_DATASET ROWS:_
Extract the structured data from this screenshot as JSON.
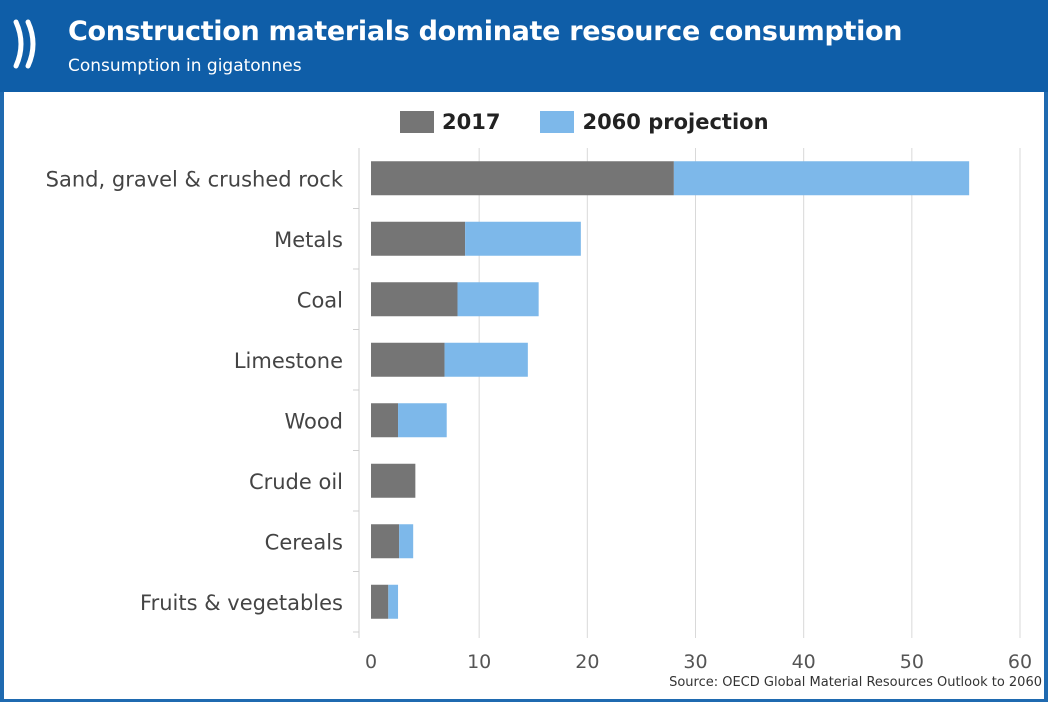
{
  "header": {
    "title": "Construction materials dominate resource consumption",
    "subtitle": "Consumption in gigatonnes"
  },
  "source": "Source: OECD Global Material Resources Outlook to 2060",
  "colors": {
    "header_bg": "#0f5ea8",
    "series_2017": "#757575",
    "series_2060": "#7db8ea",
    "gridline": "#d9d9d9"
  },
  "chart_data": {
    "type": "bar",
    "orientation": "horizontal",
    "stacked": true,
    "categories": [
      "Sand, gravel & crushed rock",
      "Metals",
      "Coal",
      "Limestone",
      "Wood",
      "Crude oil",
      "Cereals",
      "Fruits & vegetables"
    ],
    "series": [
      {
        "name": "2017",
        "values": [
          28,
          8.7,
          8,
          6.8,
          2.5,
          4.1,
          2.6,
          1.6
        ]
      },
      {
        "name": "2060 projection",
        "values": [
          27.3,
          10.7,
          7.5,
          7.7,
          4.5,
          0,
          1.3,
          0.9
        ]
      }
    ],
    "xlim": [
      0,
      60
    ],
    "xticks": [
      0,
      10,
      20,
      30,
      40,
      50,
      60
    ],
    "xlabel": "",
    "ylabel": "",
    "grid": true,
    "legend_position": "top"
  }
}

_WRITTEN PROBLEM:_ Nothing in the entries should change as you copy them, except that the pictures are left out.

_ANSWER TO THIS EXERCISE:_
Extract the structured data from this screenshot as JSON.
{
  "header": {
    "title": "Construction materials dominate resource consumption",
    "subtitle": "Consumption in gigatonnes"
  },
  "source": "Source: OECD Global Material Resources Outlook to 2060",
  "colors": {
    "header_bg": "#0f5ea8",
    "series_2017": "#757575",
    "series_2060": "#7db8ea",
    "gridline": "#d9d9d9"
  },
  "chart_data": {
    "type": "bar",
    "orientation": "horizontal",
    "stacked": true,
    "categories": [
      "Sand, gravel & crushed rock",
      "Metals",
      "Coal",
      "Limestone",
      "Wood",
      "Crude oil",
      "Cereals",
      "Fruits & vegetables"
    ],
    "series": [
      {
        "name": "2017",
        "values": [
          28,
          8.7,
          8,
          6.8,
          2.5,
          4.1,
          2.6,
          1.6
        ]
      },
      {
        "name": "2060 projection",
        "values": [
          27.3,
          10.7,
          7.5,
          7.7,
          4.5,
          0,
          1.3,
          0.9
        ]
      }
    ],
    "xlim": [
      0,
      60
    ],
    "xticks": [
      0,
      10,
      20,
      30,
      40,
      50,
      60
    ],
    "xlabel": "",
    "ylabel": "",
    "grid": true,
    "legend_position": "top"
  }
}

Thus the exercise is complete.